- Data extracted from a collection

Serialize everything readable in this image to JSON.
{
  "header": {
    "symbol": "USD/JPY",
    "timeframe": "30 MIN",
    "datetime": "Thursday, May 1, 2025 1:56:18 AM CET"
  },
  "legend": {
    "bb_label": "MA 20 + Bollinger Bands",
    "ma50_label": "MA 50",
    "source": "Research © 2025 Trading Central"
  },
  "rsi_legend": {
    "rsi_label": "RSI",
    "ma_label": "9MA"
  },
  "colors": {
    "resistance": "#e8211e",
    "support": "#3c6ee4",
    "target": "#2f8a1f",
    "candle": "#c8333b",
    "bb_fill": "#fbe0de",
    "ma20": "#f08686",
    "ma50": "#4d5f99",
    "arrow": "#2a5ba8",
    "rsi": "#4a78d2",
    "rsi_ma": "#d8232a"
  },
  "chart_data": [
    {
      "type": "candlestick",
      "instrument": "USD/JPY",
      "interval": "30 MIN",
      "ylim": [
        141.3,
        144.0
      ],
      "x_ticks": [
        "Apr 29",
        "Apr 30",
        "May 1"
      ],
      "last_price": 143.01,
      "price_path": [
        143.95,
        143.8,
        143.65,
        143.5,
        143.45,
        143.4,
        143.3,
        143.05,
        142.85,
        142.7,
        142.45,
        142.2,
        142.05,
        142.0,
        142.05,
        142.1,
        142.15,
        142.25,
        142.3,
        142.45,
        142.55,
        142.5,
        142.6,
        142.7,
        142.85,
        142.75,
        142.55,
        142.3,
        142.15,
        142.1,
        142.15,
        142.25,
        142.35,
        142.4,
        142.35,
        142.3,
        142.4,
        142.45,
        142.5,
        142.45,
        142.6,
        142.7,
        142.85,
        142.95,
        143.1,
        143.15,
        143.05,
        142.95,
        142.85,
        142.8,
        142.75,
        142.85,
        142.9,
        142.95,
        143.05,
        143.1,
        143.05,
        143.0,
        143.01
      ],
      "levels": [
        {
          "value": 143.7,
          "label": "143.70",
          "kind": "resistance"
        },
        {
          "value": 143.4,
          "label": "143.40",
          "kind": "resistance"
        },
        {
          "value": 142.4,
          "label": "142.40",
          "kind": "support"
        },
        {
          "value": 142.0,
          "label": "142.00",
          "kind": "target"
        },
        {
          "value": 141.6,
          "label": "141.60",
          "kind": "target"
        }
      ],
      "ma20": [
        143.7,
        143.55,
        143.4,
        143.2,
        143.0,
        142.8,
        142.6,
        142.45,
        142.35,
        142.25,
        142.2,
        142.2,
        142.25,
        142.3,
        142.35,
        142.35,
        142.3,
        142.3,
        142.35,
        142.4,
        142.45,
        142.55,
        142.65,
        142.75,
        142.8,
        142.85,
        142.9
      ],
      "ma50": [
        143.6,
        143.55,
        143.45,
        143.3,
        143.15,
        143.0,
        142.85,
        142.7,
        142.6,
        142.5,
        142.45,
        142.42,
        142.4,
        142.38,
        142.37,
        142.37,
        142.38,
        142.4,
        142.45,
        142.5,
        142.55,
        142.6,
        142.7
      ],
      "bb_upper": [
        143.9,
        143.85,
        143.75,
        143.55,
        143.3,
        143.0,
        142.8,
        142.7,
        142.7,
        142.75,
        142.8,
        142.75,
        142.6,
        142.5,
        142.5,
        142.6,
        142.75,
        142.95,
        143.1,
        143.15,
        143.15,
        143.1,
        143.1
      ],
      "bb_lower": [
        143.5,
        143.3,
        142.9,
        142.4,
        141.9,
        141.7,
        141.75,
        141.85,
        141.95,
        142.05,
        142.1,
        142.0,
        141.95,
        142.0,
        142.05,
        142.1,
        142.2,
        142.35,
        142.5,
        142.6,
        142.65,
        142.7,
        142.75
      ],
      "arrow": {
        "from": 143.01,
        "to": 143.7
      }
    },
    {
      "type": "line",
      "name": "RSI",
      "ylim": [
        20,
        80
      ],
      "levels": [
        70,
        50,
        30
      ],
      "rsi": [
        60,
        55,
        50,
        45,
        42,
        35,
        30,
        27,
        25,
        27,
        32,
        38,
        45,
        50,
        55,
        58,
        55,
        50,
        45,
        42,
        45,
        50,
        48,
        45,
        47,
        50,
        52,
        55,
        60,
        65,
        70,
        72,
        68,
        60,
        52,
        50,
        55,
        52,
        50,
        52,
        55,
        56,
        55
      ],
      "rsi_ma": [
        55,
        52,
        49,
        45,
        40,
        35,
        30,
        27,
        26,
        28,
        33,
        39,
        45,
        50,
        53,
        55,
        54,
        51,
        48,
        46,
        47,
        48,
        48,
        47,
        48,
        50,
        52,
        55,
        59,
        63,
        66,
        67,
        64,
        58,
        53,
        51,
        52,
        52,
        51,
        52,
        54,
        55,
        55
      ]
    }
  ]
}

- Stated exercise
Extract each line from the listing above, please, and repeat it exactly.

- Response to this task
Serialize everything readable in this image to JSON.
{
  "header": {
    "symbol": "USD/JPY",
    "timeframe": "30 MIN",
    "datetime": "Thursday, May 1, 2025 1:56:18 AM CET"
  },
  "legend": {
    "bb_label": "MA 20 + Bollinger Bands",
    "ma50_label": "MA 50",
    "source": "Research © 2025 Trading Central"
  },
  "rsi_legend": {
    "rsi_label": "RSI",
    "ma_label": "9MA"
  },
  "colors": {
    "resistance": "#e8211e",
    "support": "#3c6ee4",
    "target": "#2f8a1f",
    "candle": "#c8333b",
    "bb_fill": "#fbe0de",
    "ma20": "#f08686",
    "ma50": "#4d5f99",
    "arrow": "#2a5ba8",
    "rsi": "#4a78d2",
    "rsi_ma": "#d8232a"
  },
  "chart_data": [
    {
      "type": "candlestick",
      "instrument": "USD/JPY",
      "interval": "30 MIN",
      "ylim": [
        141.3,
        144.0
      ],
      "x_ticks": [
        "Apr 29",
        "Apr 30",
        "May 1"
      ],
      "last_price": 143.01,
      "price_path": [
        143.95,
        143.8,
        143.65,
        143.5,
        143.45,
        143.4,
        143.3,
        143.05,
        142.85,
        142.7,
        142.45,
        142.2,
        142.05,
        142.0,
        142.05,
        142.1,
        142.15,
        142.25,
        142.3,
        142.45,
        142.55,
        142.5,
        142.6,
        142.7,
        142.85,
        142.75,
        142.55,
        142.3,
        142.15,
        142.1,
        142.15,
        142.25,
        142.35,
        142.4,
        142.35,
        142.3,
        142.4,
        142.45,
        142.5,
        142.45,
        142.6,
        142.7,
        142.85,
        142.95,
        143.1,
        143.15,
        143.05,
        142.95,
        142.85,
        142.8,
        142.75,
        142.85,
        142.9,
        142.95,
        143.05,
        143.1,
        143.05,
        143.0,
        143.01
      ],
      "levels": [
        {
          "value": 143.7,
          "label": "143.70",
          "kind": "resistance"
        },
        {
          "value": 143.4,
          "label": "143.40",
          "kind": "resistance"
        },
        {
          "value": 142.4,
          "label": "142.40",
          "kind": "support"
        },
        {
          "value": 142.0,
          "label": "142.00",
          "kind": "target"
        },
        {
          "value": 141.6,
          "label": "141.60",
          "kind": "target"
        }
      ],
      "ma20": [
        143.7,
        143.55,
        143.4,
        143.2,
        143.0,
        142.8,
        142.6,
        142.45,
        142.35,
        142.25,
        142.2,
        142.2,
        142.25,
        142.3,
        142.35,
        142.35,
        142.3,
        142.3,
        142.35,
        142.4,
        142.45,
        142.55,
        142.65,
        142.75,
        142.8,
        142.85,
        142.9
      ],
      "ma50": [
        143.6,
        143.55,
        143.45,
        143.3,
        143.15,
        143.0,
        142.85,
        142.7,
        142.6,
        142.5,
        142.45,
        142.42,
        142.4,
        142.38,
        142.37,
        142.37,
        142.38,
        142.4,
        142.45,
        142.5,
        142.55,
        142.6,
        142.7
      ],
      "bb_upper": [
        143.9,
        143.85,
        143.75,
        143.55,
        143.3,
        143.0,
        142.8,
        142.7,
        142.7,
        142.75,
        142.8,
        142.75,
        142.6,
        142.5,
        142.5,
        142.6,
        142.75,
        142.95,
        143.1,
        143.15,
        143.15,
        143.1,
        143.1
      ],
      "bb_lower": [
        143.5,
        143.3,
        142.9,
        142.4,
        141.9,
        141.7,
        141.75,
        141.85,
        141.95,
        142.05,
        142.1,
        142.0,
        141.95,
        142.0,
        142.05,
        142.1,
        142.2,
        142.35,
        142.5,
        142.6,
        142.65,
        142.7,
        142.75
      ],
      "arrow": {
        "from": 143.01,
        "to": 143.7
      }
    },
    {
      "type": "line",
      "name": "RSI",
      "ylim": [
        20,
        80
      ],
      "levels": [
        70,
        50,
        30
      ],
      "rsi": [
        60,
        55,
        50,
        45,
        42,
        35,
        30,
        27,
        25,
        27,
        32,
        38,
        45,
        50,
        55,
        58,
        55,
        50,
        45,
        42,
        45,
        50,
        48,
        45,
        47,
        50,
        52,
        55,
        60,
        65,
        70,
        72,
        68,
        60,
        52,
        50,
        55,
        52,
        50,
        52,
        55,
        56,
        55
      ],
      "rsi_ma": [
        55,
        52,
        49,
        45,
        40,
        35,
        30,
        27,
        26,
        28,
        33,
        39,
        45,
        50,
        53,
        55,
        54,
        51,
        48,
        46,
        47,
        48,
        48,
        47,
        48,
        50,
        52,
        55,
        59,
        63,
        66,
        67,
        64,
        58,
        53,
        51,
        52,
        52,
        51,
        52,
        54,
        55,
        55
      ]
    }
  ]
}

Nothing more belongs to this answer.